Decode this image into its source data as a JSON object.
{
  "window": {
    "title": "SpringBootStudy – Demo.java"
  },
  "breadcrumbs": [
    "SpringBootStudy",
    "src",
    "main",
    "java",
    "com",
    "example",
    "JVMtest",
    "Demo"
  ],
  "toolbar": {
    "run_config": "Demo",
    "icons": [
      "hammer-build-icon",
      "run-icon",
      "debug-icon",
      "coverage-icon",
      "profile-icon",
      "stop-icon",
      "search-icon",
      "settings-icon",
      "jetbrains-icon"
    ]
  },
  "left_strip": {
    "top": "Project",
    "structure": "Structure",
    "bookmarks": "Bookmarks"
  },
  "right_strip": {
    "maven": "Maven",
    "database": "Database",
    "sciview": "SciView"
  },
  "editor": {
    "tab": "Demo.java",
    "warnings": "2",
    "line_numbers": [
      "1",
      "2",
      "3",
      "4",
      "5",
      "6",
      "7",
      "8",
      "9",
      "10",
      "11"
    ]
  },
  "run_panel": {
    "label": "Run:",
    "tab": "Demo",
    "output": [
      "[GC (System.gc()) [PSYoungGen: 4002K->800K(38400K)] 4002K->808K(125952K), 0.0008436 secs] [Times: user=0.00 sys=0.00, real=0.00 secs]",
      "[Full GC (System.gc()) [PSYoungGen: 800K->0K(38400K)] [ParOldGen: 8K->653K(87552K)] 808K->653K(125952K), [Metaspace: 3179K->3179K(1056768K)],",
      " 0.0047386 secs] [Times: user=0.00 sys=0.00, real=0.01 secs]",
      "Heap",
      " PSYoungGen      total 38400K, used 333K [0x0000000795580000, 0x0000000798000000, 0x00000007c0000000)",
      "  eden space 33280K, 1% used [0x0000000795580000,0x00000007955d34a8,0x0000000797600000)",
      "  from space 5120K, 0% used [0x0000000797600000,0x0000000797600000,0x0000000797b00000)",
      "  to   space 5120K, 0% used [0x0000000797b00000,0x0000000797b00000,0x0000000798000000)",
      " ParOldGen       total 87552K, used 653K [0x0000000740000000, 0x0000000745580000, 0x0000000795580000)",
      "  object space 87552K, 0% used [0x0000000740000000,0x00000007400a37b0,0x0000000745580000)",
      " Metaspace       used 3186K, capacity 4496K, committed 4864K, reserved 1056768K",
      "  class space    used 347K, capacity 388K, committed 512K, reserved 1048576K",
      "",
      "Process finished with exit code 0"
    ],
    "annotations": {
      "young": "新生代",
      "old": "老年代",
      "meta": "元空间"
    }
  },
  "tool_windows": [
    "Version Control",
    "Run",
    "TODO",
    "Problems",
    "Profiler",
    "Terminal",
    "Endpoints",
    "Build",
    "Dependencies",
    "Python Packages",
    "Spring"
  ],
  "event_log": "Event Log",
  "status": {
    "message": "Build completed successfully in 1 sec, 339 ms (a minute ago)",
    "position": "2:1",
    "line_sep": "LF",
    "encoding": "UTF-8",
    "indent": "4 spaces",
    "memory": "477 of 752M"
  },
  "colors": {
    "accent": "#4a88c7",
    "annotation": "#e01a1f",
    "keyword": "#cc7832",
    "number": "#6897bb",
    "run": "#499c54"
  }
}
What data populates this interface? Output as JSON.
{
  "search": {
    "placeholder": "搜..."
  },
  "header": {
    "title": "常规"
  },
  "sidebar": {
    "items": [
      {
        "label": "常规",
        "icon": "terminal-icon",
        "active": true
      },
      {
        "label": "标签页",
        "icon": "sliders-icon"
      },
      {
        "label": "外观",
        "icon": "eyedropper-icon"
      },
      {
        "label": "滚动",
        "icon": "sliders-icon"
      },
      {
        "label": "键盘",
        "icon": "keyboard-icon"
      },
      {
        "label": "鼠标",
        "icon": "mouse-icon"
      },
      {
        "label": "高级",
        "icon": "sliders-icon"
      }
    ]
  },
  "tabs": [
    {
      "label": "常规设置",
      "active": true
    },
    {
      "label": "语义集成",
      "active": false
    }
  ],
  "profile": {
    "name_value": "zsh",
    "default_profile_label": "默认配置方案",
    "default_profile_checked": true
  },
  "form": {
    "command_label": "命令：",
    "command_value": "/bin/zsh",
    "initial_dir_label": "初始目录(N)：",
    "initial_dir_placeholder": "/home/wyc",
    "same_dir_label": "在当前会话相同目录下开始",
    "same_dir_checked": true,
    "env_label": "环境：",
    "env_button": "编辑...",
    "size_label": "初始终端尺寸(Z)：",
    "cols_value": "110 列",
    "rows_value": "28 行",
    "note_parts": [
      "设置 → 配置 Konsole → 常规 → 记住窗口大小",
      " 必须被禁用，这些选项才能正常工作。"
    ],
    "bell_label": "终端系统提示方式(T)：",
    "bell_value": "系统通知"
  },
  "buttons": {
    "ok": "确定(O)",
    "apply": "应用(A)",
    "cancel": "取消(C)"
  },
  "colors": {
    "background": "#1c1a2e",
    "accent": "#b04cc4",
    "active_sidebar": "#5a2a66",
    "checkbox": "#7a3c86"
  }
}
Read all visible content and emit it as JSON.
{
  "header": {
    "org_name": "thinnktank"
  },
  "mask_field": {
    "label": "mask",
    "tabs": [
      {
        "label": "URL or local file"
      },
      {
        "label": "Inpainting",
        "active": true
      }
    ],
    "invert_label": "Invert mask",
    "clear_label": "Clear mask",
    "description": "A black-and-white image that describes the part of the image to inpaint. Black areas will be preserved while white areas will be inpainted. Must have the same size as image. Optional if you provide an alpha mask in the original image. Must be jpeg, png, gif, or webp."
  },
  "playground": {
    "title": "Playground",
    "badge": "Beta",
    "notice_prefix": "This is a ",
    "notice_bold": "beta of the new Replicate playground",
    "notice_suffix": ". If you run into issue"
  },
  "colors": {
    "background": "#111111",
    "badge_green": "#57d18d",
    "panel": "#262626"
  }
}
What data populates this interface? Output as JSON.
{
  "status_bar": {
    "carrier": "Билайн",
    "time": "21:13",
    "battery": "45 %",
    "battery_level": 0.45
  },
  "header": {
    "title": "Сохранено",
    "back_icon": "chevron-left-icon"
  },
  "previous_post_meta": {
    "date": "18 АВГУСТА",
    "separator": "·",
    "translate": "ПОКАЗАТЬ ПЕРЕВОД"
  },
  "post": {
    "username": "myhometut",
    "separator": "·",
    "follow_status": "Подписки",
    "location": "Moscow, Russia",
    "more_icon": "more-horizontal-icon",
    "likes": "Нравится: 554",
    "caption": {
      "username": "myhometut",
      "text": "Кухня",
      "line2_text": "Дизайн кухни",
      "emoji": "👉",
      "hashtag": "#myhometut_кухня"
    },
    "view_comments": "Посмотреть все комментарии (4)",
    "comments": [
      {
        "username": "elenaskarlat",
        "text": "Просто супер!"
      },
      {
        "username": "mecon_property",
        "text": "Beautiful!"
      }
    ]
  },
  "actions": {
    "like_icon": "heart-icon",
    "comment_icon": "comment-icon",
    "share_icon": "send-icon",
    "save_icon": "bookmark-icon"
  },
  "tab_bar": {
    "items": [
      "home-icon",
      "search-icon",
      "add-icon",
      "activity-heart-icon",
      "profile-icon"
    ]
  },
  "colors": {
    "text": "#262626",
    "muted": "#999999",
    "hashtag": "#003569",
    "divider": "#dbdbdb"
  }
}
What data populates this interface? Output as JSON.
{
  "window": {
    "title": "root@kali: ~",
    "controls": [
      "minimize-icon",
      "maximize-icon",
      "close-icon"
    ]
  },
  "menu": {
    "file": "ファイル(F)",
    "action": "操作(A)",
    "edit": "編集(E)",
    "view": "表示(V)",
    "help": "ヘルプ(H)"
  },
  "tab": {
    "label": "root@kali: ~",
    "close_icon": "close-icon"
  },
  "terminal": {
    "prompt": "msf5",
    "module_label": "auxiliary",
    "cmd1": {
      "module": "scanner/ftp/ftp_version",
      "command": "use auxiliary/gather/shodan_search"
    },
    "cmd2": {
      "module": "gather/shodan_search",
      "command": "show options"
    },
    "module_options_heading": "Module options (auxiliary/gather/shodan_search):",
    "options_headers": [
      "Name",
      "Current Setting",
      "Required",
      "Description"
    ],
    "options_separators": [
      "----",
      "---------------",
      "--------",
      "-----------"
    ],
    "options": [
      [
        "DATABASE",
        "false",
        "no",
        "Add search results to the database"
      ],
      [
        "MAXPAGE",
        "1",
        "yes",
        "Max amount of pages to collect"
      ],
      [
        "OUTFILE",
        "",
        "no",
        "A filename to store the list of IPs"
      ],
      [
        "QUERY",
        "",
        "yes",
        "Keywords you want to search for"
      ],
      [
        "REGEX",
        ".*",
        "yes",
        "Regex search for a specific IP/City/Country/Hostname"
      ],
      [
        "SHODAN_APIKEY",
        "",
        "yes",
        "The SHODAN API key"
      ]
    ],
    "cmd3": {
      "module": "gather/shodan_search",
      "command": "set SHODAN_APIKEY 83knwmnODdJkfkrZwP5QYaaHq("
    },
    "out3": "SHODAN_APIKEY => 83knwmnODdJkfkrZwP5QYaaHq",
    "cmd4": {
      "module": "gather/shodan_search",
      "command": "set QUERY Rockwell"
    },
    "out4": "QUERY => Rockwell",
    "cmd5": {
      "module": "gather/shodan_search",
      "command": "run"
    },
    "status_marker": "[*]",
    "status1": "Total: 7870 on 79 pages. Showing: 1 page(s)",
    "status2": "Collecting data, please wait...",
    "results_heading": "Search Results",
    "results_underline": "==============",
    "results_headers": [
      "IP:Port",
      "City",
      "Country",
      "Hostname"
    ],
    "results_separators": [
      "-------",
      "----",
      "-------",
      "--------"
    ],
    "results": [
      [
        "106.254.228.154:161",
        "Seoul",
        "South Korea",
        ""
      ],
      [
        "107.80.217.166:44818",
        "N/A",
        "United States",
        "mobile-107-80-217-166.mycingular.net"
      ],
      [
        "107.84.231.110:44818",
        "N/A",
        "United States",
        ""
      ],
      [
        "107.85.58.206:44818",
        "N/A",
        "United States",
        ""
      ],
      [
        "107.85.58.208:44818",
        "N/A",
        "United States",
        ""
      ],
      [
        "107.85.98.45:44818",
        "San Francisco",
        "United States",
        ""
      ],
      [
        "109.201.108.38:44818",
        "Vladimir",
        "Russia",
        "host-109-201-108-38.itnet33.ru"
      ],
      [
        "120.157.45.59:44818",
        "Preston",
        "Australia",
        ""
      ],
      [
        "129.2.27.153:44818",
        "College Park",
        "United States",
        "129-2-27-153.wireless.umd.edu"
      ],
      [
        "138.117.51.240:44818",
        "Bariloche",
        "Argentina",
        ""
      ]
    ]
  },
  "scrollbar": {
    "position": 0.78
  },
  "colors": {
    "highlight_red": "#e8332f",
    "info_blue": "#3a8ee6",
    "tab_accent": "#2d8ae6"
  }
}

━━━━━━━━━━

**WHAT YOU HAVE TO DO**:
Search the listing above for the string "used". Copy every line that contains it.

**ANSWER BELOW**:
      " PSYoungGen      total 38400K, used 333K [0x0000000795580000, 0x0000000798000000, 0x00000007c0000000)",
      "  eden space 33280K, 1% used [0x0000000795580000,0x00000007955d34a8,0x0000000797600000)",
      "  from space 5120K, 0% used [0x0000000797600000,0x0000000797600000,0x0000000797b00000)",
      "  to   space 5120K, 0% used [0x0000000797b00000,0x0000000797b00000,0x0000000798000000)",
      " ParOldGen       total 87552K, used 653K [0x0000000740000000, 0x0000000745580000, 0x0000000795580000)",
      "  object space 87552K, 0% used [0x0000000740000000,0x00000007400a37b0,0x0000000745580000)",
      " Metaspace       used 3186K, capacity 4496K, committed 4864K, reserved 1056768K",
      "  class space    used 347K, capacity 388K, committed 512K, reserved 1048576K",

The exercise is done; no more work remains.